Pick out each line containing the string "director" and copy it.

_ _ _

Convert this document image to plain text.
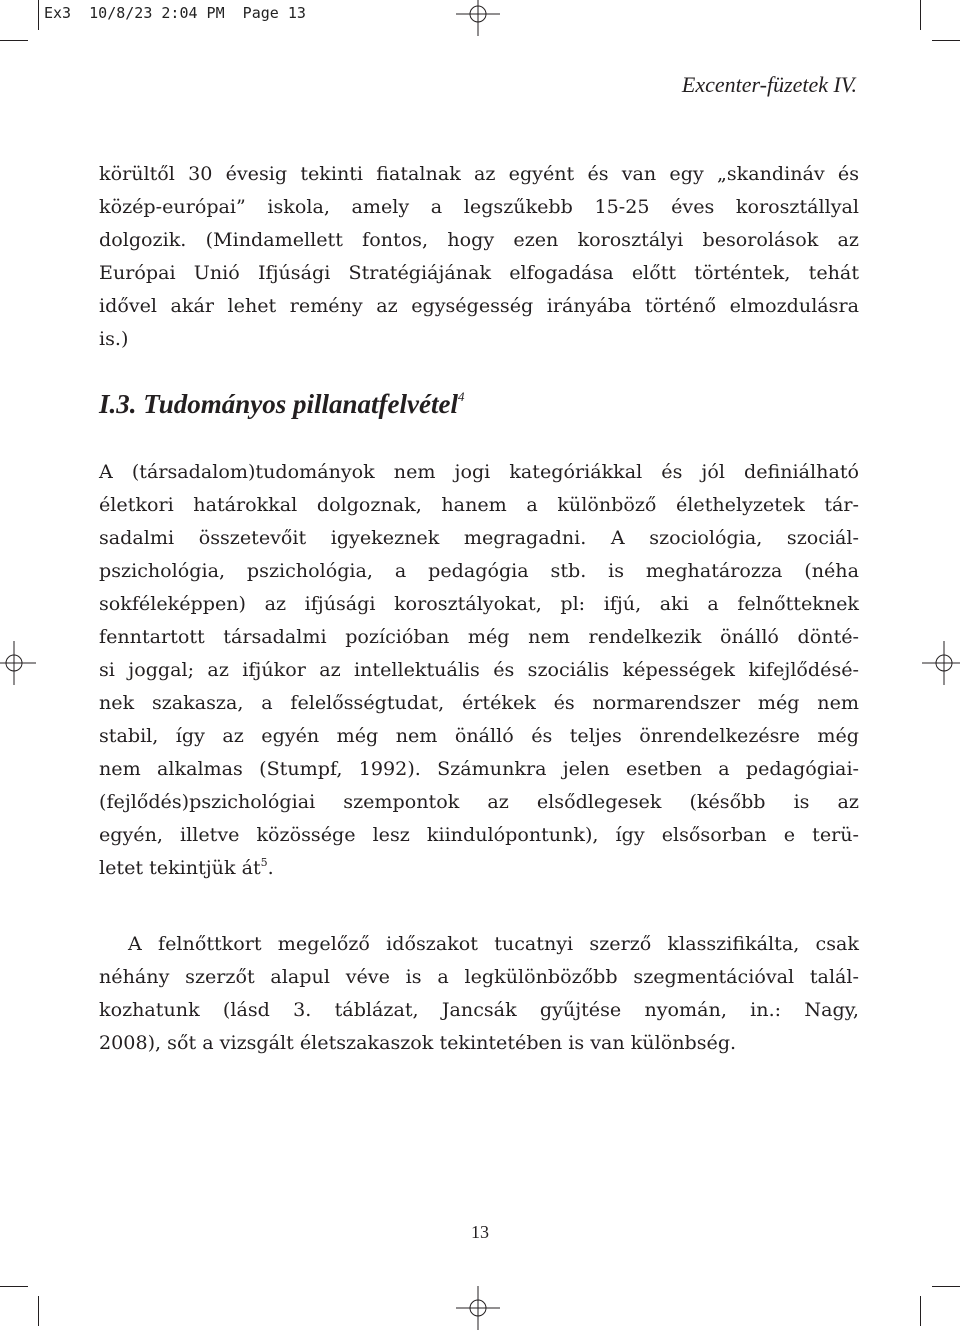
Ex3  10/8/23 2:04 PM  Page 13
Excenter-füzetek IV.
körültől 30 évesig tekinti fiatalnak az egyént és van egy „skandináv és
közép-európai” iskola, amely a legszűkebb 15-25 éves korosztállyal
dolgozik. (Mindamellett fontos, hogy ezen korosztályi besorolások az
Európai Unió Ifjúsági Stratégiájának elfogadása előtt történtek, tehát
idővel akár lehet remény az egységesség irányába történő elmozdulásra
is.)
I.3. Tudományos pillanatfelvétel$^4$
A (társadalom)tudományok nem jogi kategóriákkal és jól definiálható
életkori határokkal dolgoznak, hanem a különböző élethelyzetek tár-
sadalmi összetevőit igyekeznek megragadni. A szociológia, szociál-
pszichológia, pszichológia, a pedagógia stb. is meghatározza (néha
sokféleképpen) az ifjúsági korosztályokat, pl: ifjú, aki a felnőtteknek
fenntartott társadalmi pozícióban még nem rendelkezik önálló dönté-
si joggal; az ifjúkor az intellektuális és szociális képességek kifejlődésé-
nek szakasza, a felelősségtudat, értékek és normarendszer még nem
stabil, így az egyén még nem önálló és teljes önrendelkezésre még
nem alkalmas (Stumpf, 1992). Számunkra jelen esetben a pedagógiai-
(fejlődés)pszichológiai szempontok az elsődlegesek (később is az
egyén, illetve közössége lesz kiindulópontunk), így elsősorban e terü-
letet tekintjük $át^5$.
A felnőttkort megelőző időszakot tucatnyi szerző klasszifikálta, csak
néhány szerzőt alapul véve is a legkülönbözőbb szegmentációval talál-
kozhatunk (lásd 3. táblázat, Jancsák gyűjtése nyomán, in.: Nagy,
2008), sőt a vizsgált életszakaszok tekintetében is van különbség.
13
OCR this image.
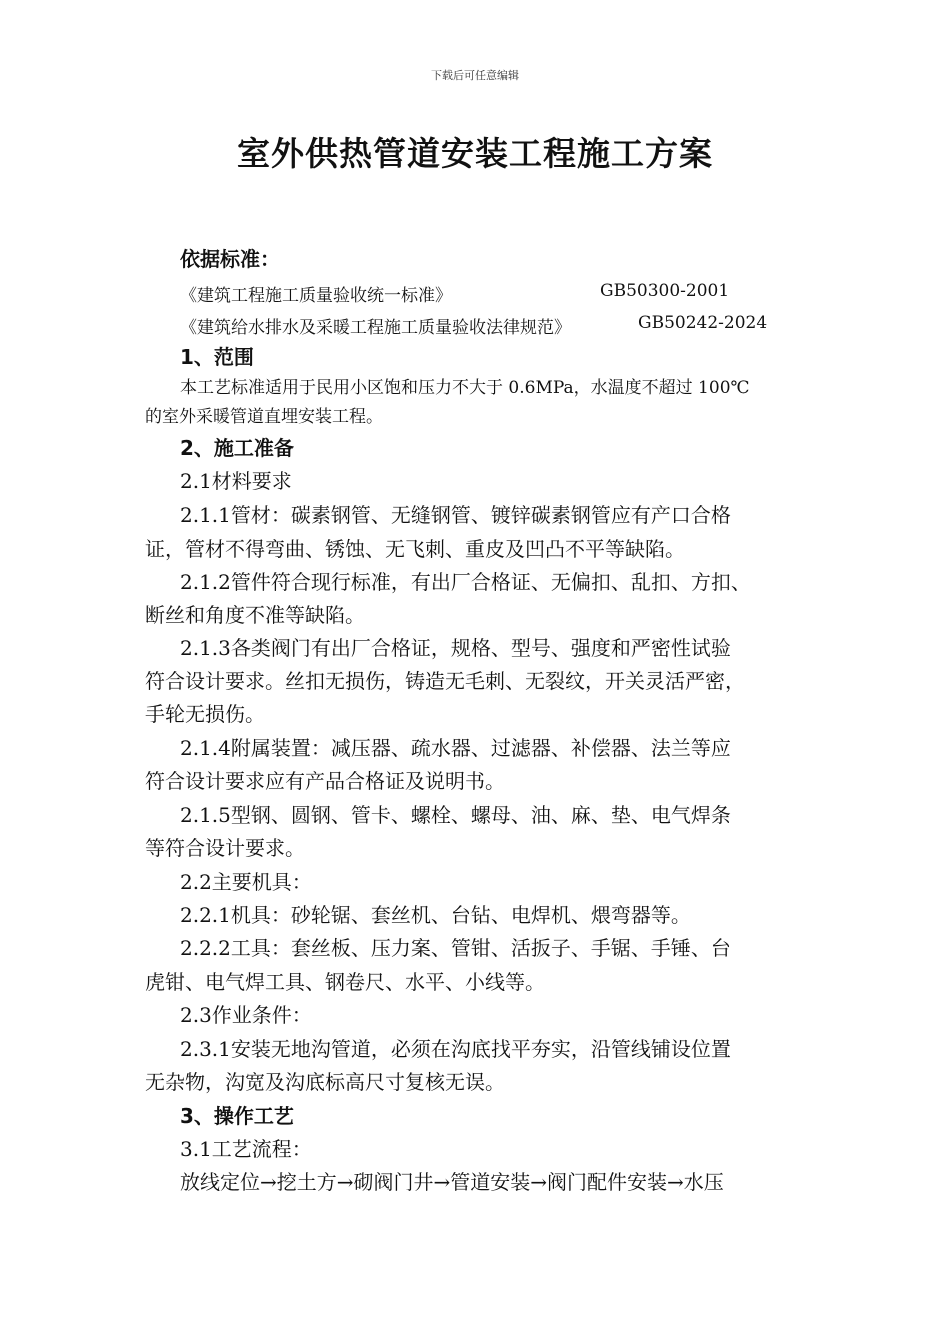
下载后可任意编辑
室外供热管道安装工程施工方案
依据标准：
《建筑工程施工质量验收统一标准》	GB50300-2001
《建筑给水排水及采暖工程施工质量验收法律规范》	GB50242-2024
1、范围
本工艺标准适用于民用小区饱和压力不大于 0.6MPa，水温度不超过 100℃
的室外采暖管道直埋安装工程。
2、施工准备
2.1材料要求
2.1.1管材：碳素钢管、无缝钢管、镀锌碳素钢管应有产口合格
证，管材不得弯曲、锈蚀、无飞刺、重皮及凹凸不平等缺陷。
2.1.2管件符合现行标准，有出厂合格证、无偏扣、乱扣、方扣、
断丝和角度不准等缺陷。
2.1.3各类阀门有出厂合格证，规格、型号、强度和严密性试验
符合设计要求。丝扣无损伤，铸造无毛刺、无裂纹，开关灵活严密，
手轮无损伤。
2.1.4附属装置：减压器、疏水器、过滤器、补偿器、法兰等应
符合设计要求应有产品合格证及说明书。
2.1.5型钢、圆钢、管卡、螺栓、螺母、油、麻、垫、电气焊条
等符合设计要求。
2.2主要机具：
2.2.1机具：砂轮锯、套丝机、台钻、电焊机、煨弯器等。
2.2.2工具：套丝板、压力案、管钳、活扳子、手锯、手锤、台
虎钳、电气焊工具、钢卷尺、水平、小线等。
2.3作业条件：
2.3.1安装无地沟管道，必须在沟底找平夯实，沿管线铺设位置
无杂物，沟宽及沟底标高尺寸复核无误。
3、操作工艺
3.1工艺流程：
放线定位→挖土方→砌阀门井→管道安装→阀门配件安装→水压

_ _ _

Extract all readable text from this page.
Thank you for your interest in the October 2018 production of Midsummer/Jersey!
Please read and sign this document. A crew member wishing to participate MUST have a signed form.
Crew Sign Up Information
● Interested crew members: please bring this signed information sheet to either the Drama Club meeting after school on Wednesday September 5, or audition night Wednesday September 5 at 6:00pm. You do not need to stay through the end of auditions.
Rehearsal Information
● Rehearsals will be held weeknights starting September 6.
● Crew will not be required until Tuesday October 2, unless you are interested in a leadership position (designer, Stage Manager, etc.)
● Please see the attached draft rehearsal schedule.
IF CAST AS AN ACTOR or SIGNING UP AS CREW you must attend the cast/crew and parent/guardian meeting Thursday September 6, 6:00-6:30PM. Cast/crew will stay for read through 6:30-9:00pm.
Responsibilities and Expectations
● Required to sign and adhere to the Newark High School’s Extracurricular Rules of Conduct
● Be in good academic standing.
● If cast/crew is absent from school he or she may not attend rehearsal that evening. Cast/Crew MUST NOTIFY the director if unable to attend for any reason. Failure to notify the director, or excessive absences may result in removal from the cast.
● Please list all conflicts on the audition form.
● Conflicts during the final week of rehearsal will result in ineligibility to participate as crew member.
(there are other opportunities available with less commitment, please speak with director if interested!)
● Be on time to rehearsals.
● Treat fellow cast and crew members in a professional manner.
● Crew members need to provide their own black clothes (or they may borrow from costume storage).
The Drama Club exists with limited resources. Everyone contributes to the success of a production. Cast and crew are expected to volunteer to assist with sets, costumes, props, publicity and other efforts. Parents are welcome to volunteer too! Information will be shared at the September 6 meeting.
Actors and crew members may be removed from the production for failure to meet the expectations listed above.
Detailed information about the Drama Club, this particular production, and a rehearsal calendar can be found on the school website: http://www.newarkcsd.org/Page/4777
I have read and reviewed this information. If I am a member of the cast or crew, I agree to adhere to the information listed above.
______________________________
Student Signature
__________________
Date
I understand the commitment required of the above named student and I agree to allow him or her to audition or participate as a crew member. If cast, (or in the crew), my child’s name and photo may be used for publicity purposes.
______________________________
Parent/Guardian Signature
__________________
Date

_ _ _

# FINISHED TASK
● If cast/crew is absent from school he or she may not attend rehearsal that evening. Cast/Crew MUST NOTIFY the director if unable to attend for any reason. Failure to notify the director, or excessive absences may result in removal from the cast.
(there are other opportunities available with less commitment, please speak with director if interested!)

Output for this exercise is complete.